# Instruction
Copy out the whole listing exactly as written, leaving the pictures behind.

Task input start

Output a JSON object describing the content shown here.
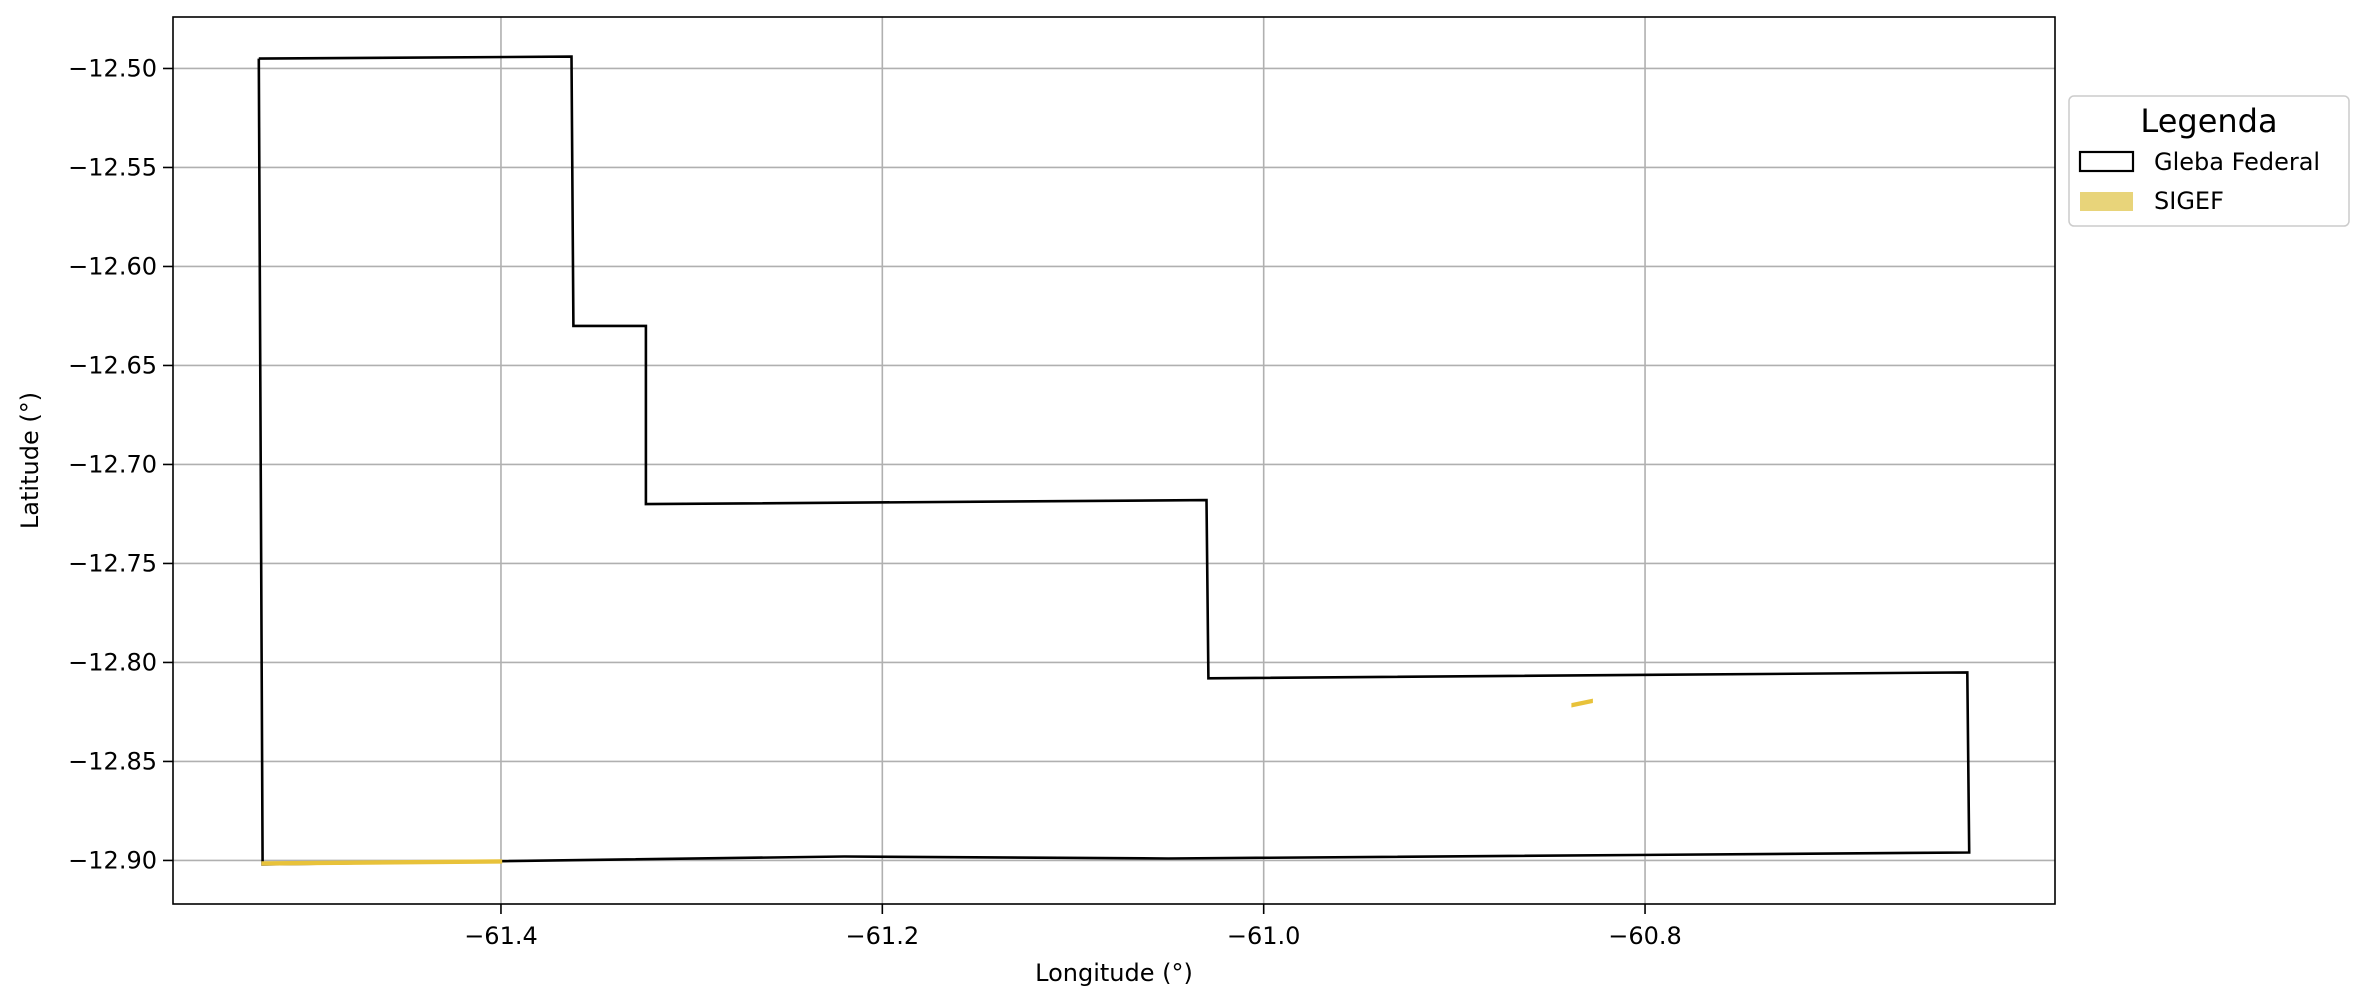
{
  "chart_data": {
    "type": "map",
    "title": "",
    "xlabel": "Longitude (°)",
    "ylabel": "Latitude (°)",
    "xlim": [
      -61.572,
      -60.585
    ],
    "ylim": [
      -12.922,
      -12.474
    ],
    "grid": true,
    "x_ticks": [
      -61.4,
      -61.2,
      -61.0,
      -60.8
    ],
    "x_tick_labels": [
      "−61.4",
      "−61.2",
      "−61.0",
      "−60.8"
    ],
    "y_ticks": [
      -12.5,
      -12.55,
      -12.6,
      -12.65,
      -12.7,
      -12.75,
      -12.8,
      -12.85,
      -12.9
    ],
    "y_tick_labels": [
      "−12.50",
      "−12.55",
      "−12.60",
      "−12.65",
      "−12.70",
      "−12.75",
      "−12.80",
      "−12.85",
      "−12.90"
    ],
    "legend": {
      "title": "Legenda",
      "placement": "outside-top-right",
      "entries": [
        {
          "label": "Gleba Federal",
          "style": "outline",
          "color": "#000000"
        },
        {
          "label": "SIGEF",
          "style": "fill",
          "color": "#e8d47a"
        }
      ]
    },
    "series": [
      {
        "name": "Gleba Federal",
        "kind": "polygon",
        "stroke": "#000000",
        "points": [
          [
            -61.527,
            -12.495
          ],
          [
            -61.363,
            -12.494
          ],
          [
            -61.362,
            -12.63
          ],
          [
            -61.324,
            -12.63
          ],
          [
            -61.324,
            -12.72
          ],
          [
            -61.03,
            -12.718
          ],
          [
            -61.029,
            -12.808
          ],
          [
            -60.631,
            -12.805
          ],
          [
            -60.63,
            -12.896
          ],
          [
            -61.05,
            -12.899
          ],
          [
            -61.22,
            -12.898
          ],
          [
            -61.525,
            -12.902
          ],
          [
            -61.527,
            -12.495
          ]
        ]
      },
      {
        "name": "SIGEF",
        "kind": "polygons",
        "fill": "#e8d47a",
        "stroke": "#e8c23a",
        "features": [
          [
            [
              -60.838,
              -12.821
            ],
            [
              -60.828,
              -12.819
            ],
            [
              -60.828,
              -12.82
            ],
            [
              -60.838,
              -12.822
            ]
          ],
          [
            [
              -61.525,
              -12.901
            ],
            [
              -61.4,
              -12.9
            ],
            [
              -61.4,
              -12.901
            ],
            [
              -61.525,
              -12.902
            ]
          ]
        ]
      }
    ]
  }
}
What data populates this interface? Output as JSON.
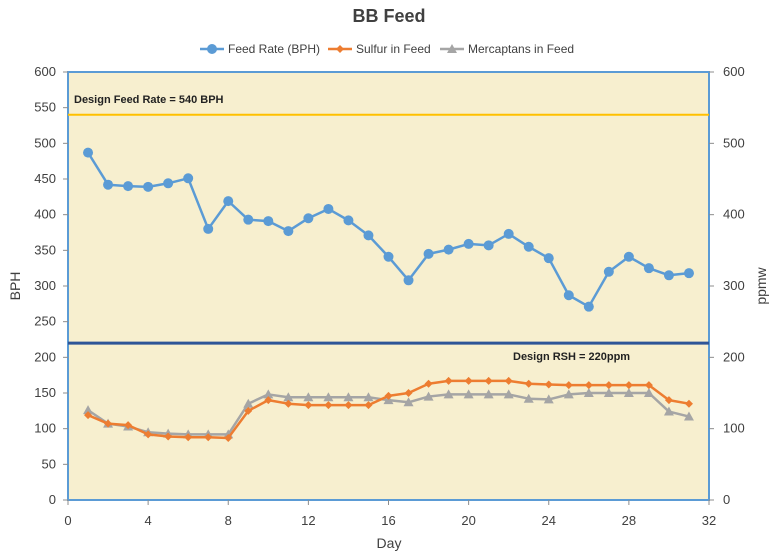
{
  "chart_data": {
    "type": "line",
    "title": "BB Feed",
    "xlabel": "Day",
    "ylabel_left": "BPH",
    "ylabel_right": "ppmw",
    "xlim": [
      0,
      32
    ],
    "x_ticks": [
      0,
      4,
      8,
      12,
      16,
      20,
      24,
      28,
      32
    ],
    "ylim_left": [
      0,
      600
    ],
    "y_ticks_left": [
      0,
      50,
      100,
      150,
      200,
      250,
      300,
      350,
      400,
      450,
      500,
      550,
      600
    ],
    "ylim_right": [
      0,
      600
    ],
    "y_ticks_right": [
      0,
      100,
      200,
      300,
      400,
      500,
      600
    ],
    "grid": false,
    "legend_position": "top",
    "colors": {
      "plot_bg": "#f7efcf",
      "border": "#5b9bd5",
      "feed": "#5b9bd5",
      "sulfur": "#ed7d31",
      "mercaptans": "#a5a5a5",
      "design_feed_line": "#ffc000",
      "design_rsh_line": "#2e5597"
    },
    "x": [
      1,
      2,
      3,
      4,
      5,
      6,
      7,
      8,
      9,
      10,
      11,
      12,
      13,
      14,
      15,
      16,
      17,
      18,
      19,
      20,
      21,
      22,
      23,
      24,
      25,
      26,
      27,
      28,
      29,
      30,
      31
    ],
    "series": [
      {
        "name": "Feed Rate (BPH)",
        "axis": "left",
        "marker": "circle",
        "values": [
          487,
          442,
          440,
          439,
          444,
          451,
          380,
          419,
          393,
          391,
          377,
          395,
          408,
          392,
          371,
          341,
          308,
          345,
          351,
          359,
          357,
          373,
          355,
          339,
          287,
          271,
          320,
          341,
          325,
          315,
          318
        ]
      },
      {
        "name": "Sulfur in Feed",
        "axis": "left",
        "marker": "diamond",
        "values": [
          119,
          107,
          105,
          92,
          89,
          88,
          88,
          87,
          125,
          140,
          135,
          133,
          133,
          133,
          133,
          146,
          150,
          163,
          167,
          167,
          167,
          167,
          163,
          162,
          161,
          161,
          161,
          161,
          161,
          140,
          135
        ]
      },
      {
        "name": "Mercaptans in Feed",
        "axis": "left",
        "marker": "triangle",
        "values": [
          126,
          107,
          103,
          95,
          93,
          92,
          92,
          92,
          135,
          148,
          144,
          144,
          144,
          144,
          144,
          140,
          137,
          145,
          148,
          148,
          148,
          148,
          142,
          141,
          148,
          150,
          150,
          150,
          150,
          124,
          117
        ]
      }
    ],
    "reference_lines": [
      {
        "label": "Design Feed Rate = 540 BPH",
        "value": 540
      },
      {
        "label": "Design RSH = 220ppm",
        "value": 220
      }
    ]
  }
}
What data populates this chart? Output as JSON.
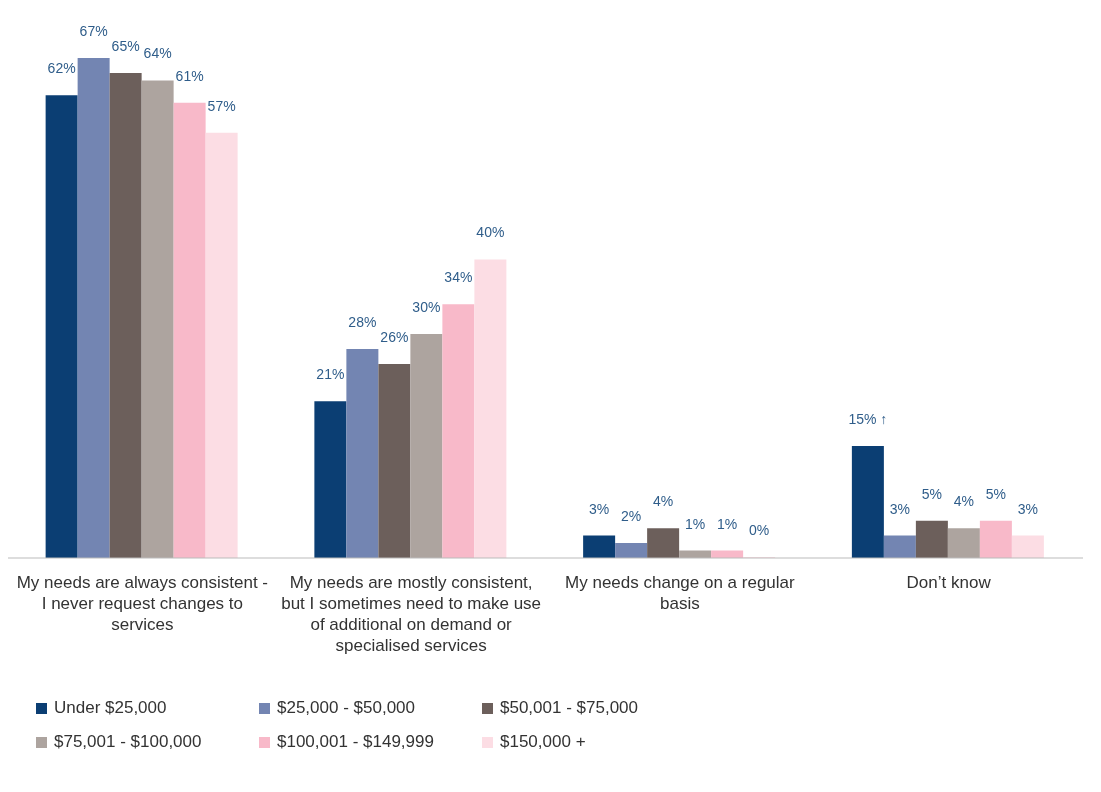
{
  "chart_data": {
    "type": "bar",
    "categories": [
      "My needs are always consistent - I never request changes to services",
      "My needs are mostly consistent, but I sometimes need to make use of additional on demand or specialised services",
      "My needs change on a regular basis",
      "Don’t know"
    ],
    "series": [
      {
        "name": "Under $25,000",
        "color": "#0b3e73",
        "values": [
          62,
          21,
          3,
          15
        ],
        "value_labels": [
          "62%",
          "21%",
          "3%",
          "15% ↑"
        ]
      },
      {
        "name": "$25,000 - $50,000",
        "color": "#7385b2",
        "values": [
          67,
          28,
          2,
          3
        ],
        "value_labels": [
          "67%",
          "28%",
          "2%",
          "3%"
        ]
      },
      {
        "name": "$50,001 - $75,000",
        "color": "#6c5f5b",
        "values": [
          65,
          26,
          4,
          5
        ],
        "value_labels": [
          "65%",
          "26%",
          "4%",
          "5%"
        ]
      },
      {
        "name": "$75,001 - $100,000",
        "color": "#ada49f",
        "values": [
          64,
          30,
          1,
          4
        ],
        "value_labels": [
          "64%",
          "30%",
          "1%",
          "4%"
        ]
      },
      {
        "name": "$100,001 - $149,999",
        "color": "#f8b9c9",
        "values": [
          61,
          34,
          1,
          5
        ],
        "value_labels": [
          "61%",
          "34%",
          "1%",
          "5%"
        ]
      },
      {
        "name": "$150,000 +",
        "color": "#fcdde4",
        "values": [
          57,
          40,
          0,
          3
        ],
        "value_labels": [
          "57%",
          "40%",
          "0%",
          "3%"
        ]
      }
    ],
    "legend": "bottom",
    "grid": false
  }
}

Task input end

# Solution
Output a JSON object describing the content shown here.
{
  "chart_data": {
    "type": "map",
    "title": "",
    "xlabel": "Longitude (°)",
    "ylabel": "Latitude (°)",
    "xlim": [
      -61.572,
      -60.585
    ],
    "ylim": [
      -12.922,
      -12.474
    ],
    "grid": true,
    "x_ticks": [
      -61.4,
      -61.2,
      -61.0,
      -60.8
    ],
    "x_tick_labels": [
      "−61.4",
      "−61.2",
      "−61.0",
      "−60.8"
    ],
    "y_ticks": [
      -12.5,
      -12.55,
      -12.6,
      -12.65,
      -12.7,
      -12.75,
      -12.8,
      -12.85,
      -12.9
    ],
    "y_tick_labels": [
      "−12.50",
      "−12.55",
      "−12.60",
      "−12.65",
      "−12.70",
      "−12.75",
      "−12.80",
      "−12.85",
      "−12.90"
    ],
    "legend": {
      "title": "Legenda",
      "placement": "outside-top-right",
      "entries": [
        {
          "label": "Gleba Federal",
          "style": "outline",
          "color": "#000000"
        },
        {
          "label": "SIGEF",
          "style": "fill",
          "color": "#e8d47a"
        }
      ]
    },
    "series": [
      {
        "name": "Gleba Federal",
        "kind": "polygon",
        "stroke": "#000000",
        "points": [
          [
            -61.527,
            -12.495
          ],
          [
            -61.363,
            -12.494
          ],
          [
            -61.362,
            -12.63
          ],
          [
            -61.324,
            -12.63
          ],
          [
            -61.324,
            -12.72
          ],
          [
            -61.03,
            -12.718
          ],
          [
            -61.029,
            -12.808
          ],
          [
            -60.631,
            -12.805
          ],
          [
            -60.63,
            -12.896
          ],
          [
            -61.05,
            -12.899
          ],
          [
            -61.22,
            -12.898
          ],
          [
            -61.525,
            -12.902
          ],
          [
            -61.527,
            -12.495
          ]
        ]
      },
      {
        "name": "SIGEF",
        "kind": "polygons",
        "fill": "#e8d47a",
        "stroke": "#e8c23a",
        "features": [
          [
            [
              -60.838,
              -12.821
            ],
            [
              -60.828,
              -12.819
            ],
            [
              -60.828,
              -12.82
            ],
            [
              -60.838,
              -12.822
            ]
          ],
          [
            [
              -61.525,
              -12.901
            ],
            [
              -61.4,
              -12.9
            ],
            [
              -61.4,
              -12.901
            ],
            [
              -61.525,
              -12.902
            ]
          ]
        ]
      }
    ]
  }
}
What data populates this interface? Output as JSON.
{
  "chart_data": {
    "type": "line",
    "title": "BB Feed",
    "xlabel": "Day",
    "ylabel_left": "BPH",
    "ylabel_right": "ppmw",
    "xlim": [
      0,
      32
    ],
    "x_ticks": [
      0,
      4,
      8,
      12,
      16,
      20,
      24,
      28,
      32
    ],
    "ylim_left": [
      0,
      600
    ],
    "y_ticks_left": [
      0,
      50,
      100,
      150,
      200,
      250,
      300,
      350,
      400,
      450,
      500,
      550,
      600
    ],
    "ylim_right": [
      0,
      600
    ],
    "y_ticks_right": [
      0,
      100,
      200,
      300,
      400,
      500,
      600
    ],
    "grid": false,
    "legend_position": "top",
    "colors": {
      "plot_bg": "#f7efcf",
      "border": "#5b9bd5",
      "feed": "#5b9bd5",
      "sulfur": "#ed7d31",
      "mercaptans": "#a5a5a5",
      "design_feed_line": "#ffc000",
      "design_rsh_line": "#2e5597"
    },
    "x": [
      1,
      2,
      3,
      4,
      5,
      6,
      7,
      8,
      9,
      10,
      11,
      12,
      13,
      14,
      15,
      16,
      17,
      18,
      19,
      20,
      21,
      22,
      23,
      24,
      25,
      26,
      27,
      28,
      29,
      30,
      31
    ],
    "series": [
      {
        "name": "Feed Rate (BPH)",
        "axis": "left",
        "marker": "circle",
        "values": [
          487,
          442,
          440,
          439,
          444,
          451,
          380,
          419,
          393,
          391,
          377,
          395,
          408,
          392,
          371,
          341,
          308,
          345,
          351,
          359,
          357,
          373,
          355,
          339,
          287,
          271,
          320,
          341,
          325,
          315,
          318
        ]
      },
      {
        "name": "Sulfur in Feed",
        "axis": "left",
        "marker": "diamond",
        "values": [
          119,
          107,
          105,
          92,
          89,
          88,
          88,
          87,
          125,
          140,
          135,
          133,
          133,
          133,
          133,
          146,
          150,
          163,
          167,
          167,
          167,
          167,
          163,
          162,
          161,
          161,
          161,
          161,
          161,
          140,
          135
        ]
      },
      {
        "name": "Mercaptans in Feed",
        "axis": "left",
        "marker": "triangle",
        "values": [
          126,
          107,
          103,
          95,
          93,
          92,
          92,
          92,
          135,
          148,
          144,
          144,
          144,
          144,
          144,
          140,
          137,
          145,
          148,
          148,
          148,
          148,
          142,
          141,
          148,
          150,
          150,
          150,
          150,
          124,
          117
        ]
      }
    ],
    "reference_lines": [
      {
        "label": "Design Feed Rate = 540 BPH",
        "value": 540
      },
      {
        "label": "Design RSH = 220ppm",
        "value": 220
      }
    ]
  }
}
What data populates this chart? Output as JSON.
{
  "chart_data": {
    "type": "bar",
    "categories": [
      "My needs are always consistent - I never request changes to services",
      "My needs are mostly consistent, but I sometimes need to make use of additional on demand or specialised services",
      "My needs change on a regular basis",
      "Don’t know"
    ],
    "series": [
      {
        "name": "Under $25,000",
        "color": "#0b3e73",
        "values": [
          62,
          21,
          3,
          15
        ],
        "value_labels": [
          "62%",
          "21%",
          "3%",
          "15% ↑"
        ]
      },
      {
        "name": "$25,000 - $50,000",
        "color": "#7385b2",
        "values": [
          67,
          28,
          2,
          3
        ],
        "value_labels": [
          "67%",
          "28%",
          "2%",
          "3%"
        ]
      },
      {
        "name": "$50,001 - $75,000",
        "color": "#6c5f5b",
        "values": [
          65,
          26,
          4,
          5
        ],
        "value_labels": [
          "65%",
          "26%",
          "4%",
          "5%"
        ]
      },
      {
        "name": "$75,001 - $100,000",
        "color": "#ada49f",
        "values": [
          64,
          30,
          1,
          4
        ],
        "value_labels": [
          "64%",
          "30%",
          "1%",
          "4%"
        ]
      },
      {
        "name": "$100,001 - $149,999",
        "color": "#f8b9c9",
        "values": [
          61,
          34,
          1,
          5
        ],
        "value_labels": [
          "61%",
          "34%",
          "1%",
          "5%"
        ]
      },
      {
        "name": "$150,000 +",
        "color": "#fcdde4",
        "values": [
          57,
          40,
          0,
          3
        ],
        "value_labels": [
          "57%",
          "40%",
          "0%",
          "3%"
        ]
      }
    ],
    "legend": "bottom",
    "grid": false
  }
}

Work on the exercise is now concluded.